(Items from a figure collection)

──────────────────────────────

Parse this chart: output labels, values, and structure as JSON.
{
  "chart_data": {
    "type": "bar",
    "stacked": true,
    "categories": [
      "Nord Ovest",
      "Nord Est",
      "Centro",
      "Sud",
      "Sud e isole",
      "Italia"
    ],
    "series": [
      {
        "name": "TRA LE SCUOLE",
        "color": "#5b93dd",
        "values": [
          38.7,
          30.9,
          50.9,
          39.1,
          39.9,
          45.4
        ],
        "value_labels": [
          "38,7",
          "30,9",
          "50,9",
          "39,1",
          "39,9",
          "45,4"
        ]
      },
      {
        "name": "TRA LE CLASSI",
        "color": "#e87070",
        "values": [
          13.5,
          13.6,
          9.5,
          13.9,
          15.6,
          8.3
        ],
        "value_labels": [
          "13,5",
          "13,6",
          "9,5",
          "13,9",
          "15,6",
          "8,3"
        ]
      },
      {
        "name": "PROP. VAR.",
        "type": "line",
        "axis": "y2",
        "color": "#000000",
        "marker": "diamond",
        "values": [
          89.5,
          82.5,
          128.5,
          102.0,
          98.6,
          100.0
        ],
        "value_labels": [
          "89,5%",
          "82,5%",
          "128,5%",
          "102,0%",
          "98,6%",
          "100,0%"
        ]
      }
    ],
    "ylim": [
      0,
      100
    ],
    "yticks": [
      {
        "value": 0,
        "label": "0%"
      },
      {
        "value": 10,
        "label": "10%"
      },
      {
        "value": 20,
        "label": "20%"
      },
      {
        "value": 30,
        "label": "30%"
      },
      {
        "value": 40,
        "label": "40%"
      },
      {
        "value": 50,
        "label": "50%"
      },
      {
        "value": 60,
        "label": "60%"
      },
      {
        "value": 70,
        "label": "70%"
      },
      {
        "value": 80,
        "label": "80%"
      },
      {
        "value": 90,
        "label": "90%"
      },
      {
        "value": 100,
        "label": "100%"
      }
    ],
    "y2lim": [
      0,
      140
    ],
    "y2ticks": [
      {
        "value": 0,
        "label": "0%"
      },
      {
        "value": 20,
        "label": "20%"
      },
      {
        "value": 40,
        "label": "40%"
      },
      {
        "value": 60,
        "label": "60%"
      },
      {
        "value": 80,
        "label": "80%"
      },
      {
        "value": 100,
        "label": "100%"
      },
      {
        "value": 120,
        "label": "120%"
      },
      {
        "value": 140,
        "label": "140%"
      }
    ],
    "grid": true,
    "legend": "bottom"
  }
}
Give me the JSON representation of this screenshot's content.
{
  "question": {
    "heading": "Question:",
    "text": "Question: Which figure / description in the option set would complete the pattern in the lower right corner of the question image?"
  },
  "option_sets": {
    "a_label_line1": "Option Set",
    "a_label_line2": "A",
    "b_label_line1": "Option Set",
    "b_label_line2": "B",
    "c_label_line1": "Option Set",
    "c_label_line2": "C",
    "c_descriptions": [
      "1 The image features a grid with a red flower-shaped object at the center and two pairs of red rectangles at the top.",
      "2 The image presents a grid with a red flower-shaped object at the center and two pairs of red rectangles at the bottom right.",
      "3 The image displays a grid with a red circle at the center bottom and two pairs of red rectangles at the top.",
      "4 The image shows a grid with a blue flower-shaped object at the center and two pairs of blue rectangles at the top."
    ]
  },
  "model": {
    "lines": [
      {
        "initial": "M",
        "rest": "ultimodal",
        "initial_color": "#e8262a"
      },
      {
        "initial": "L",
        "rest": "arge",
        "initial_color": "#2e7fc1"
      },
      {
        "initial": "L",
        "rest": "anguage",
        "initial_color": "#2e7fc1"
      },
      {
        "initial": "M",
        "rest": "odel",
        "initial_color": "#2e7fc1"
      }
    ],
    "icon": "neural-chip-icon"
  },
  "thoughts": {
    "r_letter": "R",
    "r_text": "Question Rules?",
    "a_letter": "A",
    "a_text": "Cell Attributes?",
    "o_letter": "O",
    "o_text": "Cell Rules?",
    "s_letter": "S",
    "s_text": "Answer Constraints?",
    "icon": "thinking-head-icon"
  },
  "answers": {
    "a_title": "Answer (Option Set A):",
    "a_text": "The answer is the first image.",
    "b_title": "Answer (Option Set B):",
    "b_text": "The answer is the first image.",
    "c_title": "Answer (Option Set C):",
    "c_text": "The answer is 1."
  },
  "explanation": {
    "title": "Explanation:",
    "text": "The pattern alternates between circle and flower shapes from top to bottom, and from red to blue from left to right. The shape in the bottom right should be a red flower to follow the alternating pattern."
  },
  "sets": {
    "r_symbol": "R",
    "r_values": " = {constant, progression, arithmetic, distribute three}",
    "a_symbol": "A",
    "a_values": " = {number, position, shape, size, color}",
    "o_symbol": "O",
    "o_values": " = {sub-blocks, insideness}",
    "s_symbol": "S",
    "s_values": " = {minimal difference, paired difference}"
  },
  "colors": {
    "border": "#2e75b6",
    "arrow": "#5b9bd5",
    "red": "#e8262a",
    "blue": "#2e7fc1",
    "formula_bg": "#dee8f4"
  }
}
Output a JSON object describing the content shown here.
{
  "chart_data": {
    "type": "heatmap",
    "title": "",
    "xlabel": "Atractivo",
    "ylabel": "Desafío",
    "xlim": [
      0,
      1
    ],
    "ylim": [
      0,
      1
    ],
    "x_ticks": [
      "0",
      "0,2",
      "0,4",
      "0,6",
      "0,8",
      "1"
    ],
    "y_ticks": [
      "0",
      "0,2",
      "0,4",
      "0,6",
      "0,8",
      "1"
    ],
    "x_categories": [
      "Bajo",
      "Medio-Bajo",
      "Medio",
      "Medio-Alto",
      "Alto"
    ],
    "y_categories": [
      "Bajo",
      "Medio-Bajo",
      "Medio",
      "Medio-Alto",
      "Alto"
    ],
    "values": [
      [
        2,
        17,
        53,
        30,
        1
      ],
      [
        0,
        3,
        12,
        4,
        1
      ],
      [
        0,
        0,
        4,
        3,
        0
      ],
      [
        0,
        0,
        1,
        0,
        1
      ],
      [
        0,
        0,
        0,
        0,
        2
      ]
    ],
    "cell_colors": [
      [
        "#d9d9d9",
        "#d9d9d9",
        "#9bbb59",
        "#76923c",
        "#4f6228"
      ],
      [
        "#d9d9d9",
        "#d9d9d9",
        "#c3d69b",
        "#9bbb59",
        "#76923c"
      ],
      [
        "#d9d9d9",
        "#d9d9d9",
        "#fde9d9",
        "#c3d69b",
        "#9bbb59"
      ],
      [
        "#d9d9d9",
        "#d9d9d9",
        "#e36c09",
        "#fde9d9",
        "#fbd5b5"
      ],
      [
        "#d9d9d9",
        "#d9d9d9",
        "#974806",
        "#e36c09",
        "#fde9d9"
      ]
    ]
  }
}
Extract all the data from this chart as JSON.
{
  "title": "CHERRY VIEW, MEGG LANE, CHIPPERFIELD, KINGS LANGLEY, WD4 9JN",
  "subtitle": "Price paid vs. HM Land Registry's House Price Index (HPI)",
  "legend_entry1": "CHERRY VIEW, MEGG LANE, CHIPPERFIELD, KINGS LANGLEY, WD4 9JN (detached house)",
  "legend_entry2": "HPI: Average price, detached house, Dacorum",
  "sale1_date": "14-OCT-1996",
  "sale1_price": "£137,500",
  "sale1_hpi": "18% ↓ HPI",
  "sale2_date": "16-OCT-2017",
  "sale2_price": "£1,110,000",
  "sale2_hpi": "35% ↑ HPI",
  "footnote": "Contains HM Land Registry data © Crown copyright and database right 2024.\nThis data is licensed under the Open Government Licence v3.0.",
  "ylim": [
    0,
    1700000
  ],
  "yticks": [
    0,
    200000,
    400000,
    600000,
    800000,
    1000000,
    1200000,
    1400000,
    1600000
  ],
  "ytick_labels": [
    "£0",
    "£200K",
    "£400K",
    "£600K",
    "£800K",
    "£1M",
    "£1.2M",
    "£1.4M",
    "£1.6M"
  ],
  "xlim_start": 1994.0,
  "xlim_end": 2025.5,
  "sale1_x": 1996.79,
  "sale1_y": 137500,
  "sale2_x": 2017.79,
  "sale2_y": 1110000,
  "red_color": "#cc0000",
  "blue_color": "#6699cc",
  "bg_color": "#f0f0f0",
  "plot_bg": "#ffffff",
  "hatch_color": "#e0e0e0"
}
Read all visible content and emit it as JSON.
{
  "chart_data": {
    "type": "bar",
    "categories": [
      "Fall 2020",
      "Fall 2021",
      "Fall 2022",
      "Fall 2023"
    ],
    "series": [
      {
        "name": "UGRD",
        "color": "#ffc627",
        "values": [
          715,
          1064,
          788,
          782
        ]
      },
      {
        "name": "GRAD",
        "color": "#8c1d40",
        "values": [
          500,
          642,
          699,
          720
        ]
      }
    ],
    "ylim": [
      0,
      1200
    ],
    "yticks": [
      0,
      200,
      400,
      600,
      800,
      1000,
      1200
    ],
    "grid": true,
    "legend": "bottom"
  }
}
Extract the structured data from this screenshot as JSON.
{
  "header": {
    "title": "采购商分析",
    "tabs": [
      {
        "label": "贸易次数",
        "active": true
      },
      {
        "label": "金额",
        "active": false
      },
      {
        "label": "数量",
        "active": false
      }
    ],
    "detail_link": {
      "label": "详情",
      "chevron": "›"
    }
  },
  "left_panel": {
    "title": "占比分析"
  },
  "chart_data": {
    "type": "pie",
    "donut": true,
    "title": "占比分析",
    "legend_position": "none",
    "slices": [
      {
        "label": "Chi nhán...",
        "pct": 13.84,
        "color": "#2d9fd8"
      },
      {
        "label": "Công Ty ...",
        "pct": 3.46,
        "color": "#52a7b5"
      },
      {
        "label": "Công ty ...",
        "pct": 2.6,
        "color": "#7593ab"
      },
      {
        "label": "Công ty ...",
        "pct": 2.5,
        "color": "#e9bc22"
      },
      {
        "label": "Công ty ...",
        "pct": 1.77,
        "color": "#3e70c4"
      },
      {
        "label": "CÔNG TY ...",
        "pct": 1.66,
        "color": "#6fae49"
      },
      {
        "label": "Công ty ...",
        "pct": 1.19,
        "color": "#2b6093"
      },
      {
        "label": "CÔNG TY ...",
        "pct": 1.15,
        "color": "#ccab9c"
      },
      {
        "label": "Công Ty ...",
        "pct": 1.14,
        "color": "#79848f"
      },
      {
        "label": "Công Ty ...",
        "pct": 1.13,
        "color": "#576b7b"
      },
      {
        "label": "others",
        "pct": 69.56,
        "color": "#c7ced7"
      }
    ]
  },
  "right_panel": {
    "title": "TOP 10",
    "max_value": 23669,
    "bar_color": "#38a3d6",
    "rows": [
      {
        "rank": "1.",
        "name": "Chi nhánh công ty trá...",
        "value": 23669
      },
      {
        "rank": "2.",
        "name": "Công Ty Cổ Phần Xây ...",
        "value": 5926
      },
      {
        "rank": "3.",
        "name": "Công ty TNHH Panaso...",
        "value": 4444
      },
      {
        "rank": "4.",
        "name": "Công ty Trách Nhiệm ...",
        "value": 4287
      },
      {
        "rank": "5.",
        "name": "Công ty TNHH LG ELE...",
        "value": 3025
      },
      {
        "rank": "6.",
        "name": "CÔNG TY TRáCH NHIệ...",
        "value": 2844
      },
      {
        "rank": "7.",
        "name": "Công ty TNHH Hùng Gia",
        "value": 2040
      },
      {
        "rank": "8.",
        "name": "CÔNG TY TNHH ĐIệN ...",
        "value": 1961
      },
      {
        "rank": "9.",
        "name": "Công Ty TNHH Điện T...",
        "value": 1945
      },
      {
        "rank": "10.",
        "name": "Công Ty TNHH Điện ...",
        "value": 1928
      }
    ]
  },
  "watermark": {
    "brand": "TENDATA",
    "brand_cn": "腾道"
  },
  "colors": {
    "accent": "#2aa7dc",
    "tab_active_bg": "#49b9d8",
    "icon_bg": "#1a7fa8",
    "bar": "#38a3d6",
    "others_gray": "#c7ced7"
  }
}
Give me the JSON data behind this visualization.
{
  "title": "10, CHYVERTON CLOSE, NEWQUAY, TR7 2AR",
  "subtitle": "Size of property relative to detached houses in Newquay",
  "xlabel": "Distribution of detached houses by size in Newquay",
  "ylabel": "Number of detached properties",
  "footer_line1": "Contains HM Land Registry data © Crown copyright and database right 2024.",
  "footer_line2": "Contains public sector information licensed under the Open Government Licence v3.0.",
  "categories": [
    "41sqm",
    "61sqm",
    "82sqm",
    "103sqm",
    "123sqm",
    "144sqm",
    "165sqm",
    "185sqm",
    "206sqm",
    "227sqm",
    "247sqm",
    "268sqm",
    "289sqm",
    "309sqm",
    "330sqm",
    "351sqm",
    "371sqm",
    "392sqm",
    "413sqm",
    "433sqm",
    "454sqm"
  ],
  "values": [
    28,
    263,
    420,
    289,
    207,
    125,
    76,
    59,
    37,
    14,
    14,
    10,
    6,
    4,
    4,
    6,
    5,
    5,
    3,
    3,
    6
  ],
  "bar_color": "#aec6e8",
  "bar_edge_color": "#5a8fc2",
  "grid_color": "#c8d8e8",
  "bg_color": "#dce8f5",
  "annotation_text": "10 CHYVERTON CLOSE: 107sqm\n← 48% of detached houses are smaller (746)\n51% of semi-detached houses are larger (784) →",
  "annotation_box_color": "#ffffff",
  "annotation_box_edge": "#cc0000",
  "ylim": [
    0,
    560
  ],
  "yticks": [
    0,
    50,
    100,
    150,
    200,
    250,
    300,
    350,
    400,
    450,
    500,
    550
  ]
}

──────────────────────────────

§ **THE REQUEST**: Determine how many lines of the entries above carry the string "KINGS", and give that number alone.

§ **THE OUTPUT**: 2